• _GIVEN DATA_:
════════════════════
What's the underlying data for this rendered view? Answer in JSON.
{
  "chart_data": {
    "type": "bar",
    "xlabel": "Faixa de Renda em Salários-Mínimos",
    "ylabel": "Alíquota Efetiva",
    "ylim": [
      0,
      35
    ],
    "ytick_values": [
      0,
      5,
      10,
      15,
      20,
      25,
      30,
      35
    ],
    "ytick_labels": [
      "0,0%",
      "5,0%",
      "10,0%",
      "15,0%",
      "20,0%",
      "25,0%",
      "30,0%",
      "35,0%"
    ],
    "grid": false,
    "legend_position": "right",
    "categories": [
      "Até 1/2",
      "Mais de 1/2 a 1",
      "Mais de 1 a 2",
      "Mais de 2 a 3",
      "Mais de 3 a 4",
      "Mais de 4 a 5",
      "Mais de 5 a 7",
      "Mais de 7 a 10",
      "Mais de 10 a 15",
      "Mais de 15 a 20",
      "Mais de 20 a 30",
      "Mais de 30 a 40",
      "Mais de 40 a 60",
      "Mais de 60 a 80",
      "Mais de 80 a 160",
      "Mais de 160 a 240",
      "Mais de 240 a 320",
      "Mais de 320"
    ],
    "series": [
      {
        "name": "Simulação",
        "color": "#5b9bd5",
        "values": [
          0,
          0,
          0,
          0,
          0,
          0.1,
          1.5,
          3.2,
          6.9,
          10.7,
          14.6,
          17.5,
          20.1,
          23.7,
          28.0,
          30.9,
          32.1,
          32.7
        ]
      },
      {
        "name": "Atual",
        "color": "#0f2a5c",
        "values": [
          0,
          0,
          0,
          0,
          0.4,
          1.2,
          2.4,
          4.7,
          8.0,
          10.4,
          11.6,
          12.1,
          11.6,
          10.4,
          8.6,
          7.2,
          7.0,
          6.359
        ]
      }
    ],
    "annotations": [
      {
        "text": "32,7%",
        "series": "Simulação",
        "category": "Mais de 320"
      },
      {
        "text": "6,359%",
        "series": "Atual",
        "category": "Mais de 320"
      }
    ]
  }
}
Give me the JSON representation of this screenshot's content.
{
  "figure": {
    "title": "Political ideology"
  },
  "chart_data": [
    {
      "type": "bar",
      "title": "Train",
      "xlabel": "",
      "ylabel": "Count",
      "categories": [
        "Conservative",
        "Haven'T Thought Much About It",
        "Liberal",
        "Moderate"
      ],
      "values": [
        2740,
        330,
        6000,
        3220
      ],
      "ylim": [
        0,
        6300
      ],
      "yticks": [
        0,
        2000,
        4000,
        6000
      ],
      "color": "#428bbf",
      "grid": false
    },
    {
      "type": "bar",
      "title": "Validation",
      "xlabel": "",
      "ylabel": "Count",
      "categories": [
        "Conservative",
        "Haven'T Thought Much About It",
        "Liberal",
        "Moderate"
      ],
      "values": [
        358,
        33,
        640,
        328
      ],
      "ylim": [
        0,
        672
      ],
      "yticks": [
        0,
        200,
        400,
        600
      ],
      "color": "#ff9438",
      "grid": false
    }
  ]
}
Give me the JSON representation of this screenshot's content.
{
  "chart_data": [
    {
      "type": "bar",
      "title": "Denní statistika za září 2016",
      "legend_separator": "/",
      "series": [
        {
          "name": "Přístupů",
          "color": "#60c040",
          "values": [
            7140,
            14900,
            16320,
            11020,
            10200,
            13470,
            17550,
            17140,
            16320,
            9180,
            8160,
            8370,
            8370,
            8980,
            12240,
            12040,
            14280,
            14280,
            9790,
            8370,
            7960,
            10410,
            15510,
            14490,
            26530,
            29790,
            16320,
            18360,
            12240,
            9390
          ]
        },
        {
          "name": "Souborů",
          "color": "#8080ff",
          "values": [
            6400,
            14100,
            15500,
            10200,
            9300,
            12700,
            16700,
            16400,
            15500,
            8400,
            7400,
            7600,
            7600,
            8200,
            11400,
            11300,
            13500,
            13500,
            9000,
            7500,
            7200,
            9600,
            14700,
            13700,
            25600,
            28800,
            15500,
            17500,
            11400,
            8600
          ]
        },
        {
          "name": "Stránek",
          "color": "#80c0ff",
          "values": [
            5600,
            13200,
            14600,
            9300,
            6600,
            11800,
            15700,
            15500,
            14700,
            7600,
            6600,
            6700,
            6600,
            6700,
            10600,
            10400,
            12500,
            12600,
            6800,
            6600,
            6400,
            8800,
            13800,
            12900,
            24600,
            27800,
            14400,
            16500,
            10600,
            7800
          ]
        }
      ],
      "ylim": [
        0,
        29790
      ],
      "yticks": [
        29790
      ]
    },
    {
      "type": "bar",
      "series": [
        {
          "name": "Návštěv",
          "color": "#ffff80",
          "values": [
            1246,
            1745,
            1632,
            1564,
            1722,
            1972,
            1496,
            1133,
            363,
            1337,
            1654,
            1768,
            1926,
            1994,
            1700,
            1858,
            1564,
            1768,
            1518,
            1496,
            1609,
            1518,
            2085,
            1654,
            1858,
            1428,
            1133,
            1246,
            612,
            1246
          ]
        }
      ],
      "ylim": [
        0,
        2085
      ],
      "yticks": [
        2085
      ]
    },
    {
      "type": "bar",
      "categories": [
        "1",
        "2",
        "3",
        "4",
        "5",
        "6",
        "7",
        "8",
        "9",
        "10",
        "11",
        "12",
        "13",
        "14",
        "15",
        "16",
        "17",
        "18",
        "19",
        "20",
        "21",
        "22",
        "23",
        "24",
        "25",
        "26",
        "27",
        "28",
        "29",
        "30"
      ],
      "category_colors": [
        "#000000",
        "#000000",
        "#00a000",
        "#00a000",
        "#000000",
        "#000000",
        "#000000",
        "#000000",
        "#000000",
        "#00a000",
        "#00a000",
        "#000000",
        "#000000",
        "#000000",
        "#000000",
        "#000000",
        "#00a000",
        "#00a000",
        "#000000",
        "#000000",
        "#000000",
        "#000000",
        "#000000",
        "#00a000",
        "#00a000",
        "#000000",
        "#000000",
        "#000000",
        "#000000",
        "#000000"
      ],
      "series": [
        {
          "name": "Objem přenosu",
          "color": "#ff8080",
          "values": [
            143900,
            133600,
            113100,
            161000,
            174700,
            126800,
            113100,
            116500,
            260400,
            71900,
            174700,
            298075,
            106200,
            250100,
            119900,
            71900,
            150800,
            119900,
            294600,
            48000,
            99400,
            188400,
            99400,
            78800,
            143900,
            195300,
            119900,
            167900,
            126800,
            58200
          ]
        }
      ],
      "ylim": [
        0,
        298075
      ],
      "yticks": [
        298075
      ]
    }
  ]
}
════════════════════
• _EXERCISE DESCRIPTION_:
Every line of the records above needs to be given again exactly.

• _RESULT FOR THIS EXERCISE_:
What's the underlying data for this rendered view? Answer in JSON.
{
  "chart_data": {
    "type": "bar",
    "xlabel": "Faixa de Renda em Salários-Mínimos",
    "ylabel": "Alíquota Efetiva",
    "ylim": [
      0,
      35
    ],
    "ytick_values": [
      0,
      5,
      10,
      15,
      20,
      25,
      30,
      35
    ],
    "ytick_labels": [
      "0,0%",
      "5,0%",
      "10,0%",
      "15,0%",
      "20,0%",
      "25,0%",
      "30,0%",
      "35,0%"
    ],
    "grid": false,
    "legend_position": "right",
    "categories": [
      "Até 1/2",
      "Mais de 1/2 a 1",
      "Mais de 1 a 2",
      "Mais de 2 a 3",
      "Mais de 3 a 4",
      "Mais de 4 a 5",
      "Mais de 5 a 7",
      "Mais de 7 a 10",
      "Mais de 10 a 15",
      "Mais de 15 a 20",
      "Mais de 20 a 30",
      "Mais de 30 a 40",
      "Mais de 40 a 60",
      "Mais de 60 a 80",
      "Mais de 80 a 160",
      "Mais de 160 a 240",
      "Mais de 240 a 320",
      "Mais de 320"
    ],
    "series": [
      {
        "name": "Simulação",
        "color": "#5b9bd5",
        "values": [
          0,
          0,
          0,
          0,
          0,
          0.1,
          1.5,
          3.2,
          6.9,
          10.7,
          14.6,
          17.5,
          20.1,
          23.7,
          28.0,
          30.9,
          32.1,
          32.7
        ]
      },
      {
        "name": "Atual",
        "color": "#0f2a5c",
        "values": [
          0,
          0,
          0,
          0,
          0.4,
          1.2,
          2.4,
          4.7,
          8.0,
          10.4,
          11.6,
          12.1,
          11.6,
          10.4,
          8.6,
          7.2,
          7.0,
          6.359
        ]
      }
    ],
    "annotations": [
      {
        "text": "32,7%",
        "series": "Simulação",
        "category": "Mais de 320"
      },
      {
        "text": "6,359%",
        "series": "Atual",
        "category": "Mais de 320"
      }
    ]
  }
}
Give me the JSON representation of this screenshot's content.
{
  "figure": {
    "title": "Political ideology"
  },
  "chart_data": [
    {
      "type": "bar",
      "title": "Train",
      "xlabel": "",
      "ylabel": "Count",
      "categories": [
        "Conservative",
        "Haven'T Thought Much About It",
        "Liberal",
        "Moderate"
      ],
      "values": [
        2740,
        330,
        6000,
        3220
      ],
      "ylim": [
        0,
        6300
      ],
      "yticks": [
        0,
        2000,
        4000,
        6000
      ],
      "color": "#428bbf",
      "grid": false
    },
    {
      "type": "bar",
      "title": "Validation",
      "xlabel": "",
      "ylabel": "Count",
      "categories": [
        "Conservative",
        "Haven'T Thought Much About It",
        "Liberal",
        "Moderate"
      ],
      "values": [
        358,
        33,
        640,
        328
      ],
      "ylim": [
        0,
        672
      ],
      "yticks": [
        0,
        200,
        400,
        600
      ],
      "color": "#ff9438",
      "grid": false
    }
  ]
}
Give me the JSON representation of this screenshot's content.
{
  "chart_data": [
    {
      "type": "bar",
      "title": "Denní statistika za září 2016",
      "legend_separator": "/",
      "series": [
        {
          "name": "Přístupů",
          "color": "#60c040",
          "values": [
            7140,
            14900,
            16320,
            11020,
            10200,
            13470,
            17550,
            17140,
            16320,
            9180,
            8160,
            8370,
            8370,
            8980,
            12240,
            12040,
            14280,
            14280,
            9790,
            8370,
            7960,
            10410,
            15510,
            14490,
            26530,
            29790,
            16320,
            18360,
            12240,
            9390
          ]
        },
        {
          "name": "Souborů",
          "color": "#8080ff",
          "values": [
            6400,
            14100,
            15500,
            10200,
            9300,
            12700,
            16700,
            16400,
            15500,
            8400,
            7400,
            7600,
            7600,
            8200,
            11400,
            11300,
            13500,
            13500,
            9000,
            7500,
            7200,
            9600,
            14700,
            13700,
            25600,
            28800,
            15500,
            17500,
            11400,
            8600
          ]
        },
        {
          "name": "Stránek",
          "color": "#80c0ff",
          "values": [
            5600,
            13200,
            14600,
            9300,
            6600,
            11800,
            15700,
            15500,
            14700,
            7600,
            6600,
            6700,
            6600,
            6700,
            10600,
            10400,
            12500,
            12600,
            6800,
            6600,
            6400,
            8800,
            13800,
            12900,
            24600,
            27800,
            14400,
            16500,
            10600,
            7800
          ]
        }
      ],
      "ylim": [
        0,
        29790
      ],
      "yticks": [
        29790
      ]
    },
    {
      "type": "bar",
      "series": [
        {
          "name": "Návštěv",
          "color": "#ffff80",
          "values": [
            1246,
            1745,
            1632,
            1564,
            1722,
            1972,
            1496,
            1133,
            363,
            1337,
            1654,
            1768,
            1926,
            1994,
            1700,
            1858,
            1564,
            1768,
            1518,
            1496,
            1609,
            1518,
            2085,
            1654,
            1858,
            1428,
            1133,
            1246,
            612,
            1246
          ]
        }
      ],
      "ylim": [
        0,
        2085
      ],
      "yticks": [
        2085
      ]
    },
    {
      "type": "bar",
      "categories": [
        "1",
        "2",
        "3",
        "4",
        "5",
        "6",
        "7",
        "8",
        "9",
        "10",
        "11",
        "12",
        "13",
        "14",
        "15",
        "16",
        "17",
        "18",
        "19",
        "20",
        "21",
        "22",
        "23",
        "24",
        "25",
        "26",
        "27",
        "28",
        "29",
        "30"
      ],
      "category_colors": [
        "#000000",
        "#000000",
        "#00a000",
        "#00a000",
        "#000000",
        "#000000",
        "#000000",
        "#000000",
        "#000000",
        "#00a000",
        "#00a000",
        "#000000",
        "#000000",
        "#000000",
        "#000000",
        "#000000",
        "#00a000",
        "#00a000",
        "#000000",
        "#000000",
        "#000000",
        "#000000",
        "#000000",
        "#00a000",
        "#00a000",
        "#000000",
        "#000000",
        "#000000",
        "#000000",
        "#000000"
      ],
      "series": [
        {
          "name": "Objem přenosu",
          "color": "#ff8080",
          "values": [
            143900,
            133600,
            113100,
            161000,
            174700,
            126800,
            113100,
            116500,
            260400,
            71900,
            174700,
            298075,
            106200,
            250100,
            119900,
            71900,
            150800,
            119900,
            294600,
            48000,
            99400,
            188400,
            99400,
            78800,
            143900,
            195300,
            119900,
            167900,
            126800,
            58200
          ]
        }
      ],
      "ylim": [
        0,
        298075
      ],
      "yticks": [
        298075
      ]
    }
  ]
}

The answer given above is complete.